= READING PASSAGE =
AACHEN, Germany — As Catholics in Germany prepare for their second Synodal Assembly, Aachen Bishop Helmut Dieser has appealed for open debate to be held within the auspices of the Synodal Path reform project and not in the media, on the internet or other platforms.
“The synodal disputes, in which we speak both freely as well as intensively listen to one another, are taking place in the Synodal Path and not on the periphery,” he told Germany’s Catholic news agency, KNA, Sept. 10.
He also said a good and open culture of debate means not entering the discussions with pre-fixed and unchangeable positions. “This can only succeed if each individual asks himself: May the view of the other person change me? May the spirit of God in this change me?”
He spoke to KNA after sometimes-heated arguments taking place about the Synodal Path project. Some participants have presented alternative proposals to the officially published texts and have alleged that critical voices were not being adequately listened to or were even being suppressed.

= MATERIAL SHOWN =

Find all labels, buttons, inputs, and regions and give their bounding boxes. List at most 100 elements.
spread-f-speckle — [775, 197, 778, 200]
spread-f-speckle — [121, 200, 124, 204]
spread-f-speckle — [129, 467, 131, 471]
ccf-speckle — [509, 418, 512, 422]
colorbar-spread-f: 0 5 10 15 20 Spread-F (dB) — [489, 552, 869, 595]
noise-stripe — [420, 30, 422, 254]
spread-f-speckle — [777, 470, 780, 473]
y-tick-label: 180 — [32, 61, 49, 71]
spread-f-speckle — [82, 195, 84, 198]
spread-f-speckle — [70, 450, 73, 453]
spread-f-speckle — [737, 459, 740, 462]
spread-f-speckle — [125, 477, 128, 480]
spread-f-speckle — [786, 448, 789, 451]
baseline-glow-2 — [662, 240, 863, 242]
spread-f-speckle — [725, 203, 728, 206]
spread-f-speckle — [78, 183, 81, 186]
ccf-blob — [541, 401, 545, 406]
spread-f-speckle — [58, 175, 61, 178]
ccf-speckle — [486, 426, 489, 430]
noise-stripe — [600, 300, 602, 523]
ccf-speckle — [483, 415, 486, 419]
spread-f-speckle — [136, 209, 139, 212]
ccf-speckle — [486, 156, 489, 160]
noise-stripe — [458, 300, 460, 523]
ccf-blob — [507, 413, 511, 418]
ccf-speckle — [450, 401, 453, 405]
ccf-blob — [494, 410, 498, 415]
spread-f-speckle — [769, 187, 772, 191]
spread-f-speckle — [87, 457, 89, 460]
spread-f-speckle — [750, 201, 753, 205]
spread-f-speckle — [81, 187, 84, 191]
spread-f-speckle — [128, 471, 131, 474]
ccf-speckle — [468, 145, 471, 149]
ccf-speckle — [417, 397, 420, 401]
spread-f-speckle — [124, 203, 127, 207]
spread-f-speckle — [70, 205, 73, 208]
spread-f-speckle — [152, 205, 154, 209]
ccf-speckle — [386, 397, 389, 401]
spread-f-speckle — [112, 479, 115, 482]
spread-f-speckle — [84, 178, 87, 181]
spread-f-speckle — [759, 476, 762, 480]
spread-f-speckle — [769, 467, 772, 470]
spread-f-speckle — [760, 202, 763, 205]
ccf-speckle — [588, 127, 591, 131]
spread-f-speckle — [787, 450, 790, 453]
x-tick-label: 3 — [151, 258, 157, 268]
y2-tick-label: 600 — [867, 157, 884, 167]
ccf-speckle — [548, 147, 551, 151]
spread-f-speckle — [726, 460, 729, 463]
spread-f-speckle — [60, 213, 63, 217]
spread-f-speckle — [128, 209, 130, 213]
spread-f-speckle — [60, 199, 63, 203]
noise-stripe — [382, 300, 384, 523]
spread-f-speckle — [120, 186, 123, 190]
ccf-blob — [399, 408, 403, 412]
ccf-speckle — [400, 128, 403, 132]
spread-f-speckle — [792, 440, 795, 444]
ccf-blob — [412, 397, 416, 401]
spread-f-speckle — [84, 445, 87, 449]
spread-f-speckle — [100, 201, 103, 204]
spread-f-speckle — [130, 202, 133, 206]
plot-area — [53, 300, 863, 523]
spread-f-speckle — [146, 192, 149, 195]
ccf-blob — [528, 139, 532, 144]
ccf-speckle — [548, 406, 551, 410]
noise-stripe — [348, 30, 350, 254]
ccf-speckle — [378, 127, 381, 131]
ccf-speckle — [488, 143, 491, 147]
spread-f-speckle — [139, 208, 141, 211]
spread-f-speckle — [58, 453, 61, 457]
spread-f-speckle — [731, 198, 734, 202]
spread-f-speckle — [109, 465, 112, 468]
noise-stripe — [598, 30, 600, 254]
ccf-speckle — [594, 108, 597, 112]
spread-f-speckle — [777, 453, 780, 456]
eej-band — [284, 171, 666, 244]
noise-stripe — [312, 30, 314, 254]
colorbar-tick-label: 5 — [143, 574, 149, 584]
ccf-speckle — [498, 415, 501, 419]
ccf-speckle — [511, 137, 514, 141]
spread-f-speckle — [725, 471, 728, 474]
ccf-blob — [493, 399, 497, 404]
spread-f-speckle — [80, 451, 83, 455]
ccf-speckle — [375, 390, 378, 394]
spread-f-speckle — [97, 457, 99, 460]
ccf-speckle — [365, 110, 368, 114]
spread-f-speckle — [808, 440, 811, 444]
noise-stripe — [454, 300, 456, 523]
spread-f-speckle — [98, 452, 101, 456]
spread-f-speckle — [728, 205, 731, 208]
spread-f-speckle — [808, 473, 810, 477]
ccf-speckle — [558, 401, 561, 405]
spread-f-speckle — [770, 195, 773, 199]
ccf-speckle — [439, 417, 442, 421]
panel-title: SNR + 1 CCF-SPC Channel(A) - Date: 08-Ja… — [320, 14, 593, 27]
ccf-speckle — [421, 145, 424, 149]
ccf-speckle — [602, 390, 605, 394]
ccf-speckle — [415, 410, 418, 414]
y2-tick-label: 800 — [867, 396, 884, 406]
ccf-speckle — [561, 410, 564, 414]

= TASKS TO CARRY OUT =
1 - Retype the passage of the Synodal Path article starting at "He spoke to" and ending at "even being suppressed.".
2 - In the Synodal Path article, what do some participants allege was happening to critical voices?

= ANSWERS FOR EACH ITEM =
1 -
He spoke to KNA after sometimes-heated arguments taking place about the Synodal Path project. Some participants have presented alternative proposals to the officially published texts and have alleged that critical voices were not being adequately listened to or were even being suppressed.

2 - They allege that critical voices were not being adequately listened to or were even being suppressed.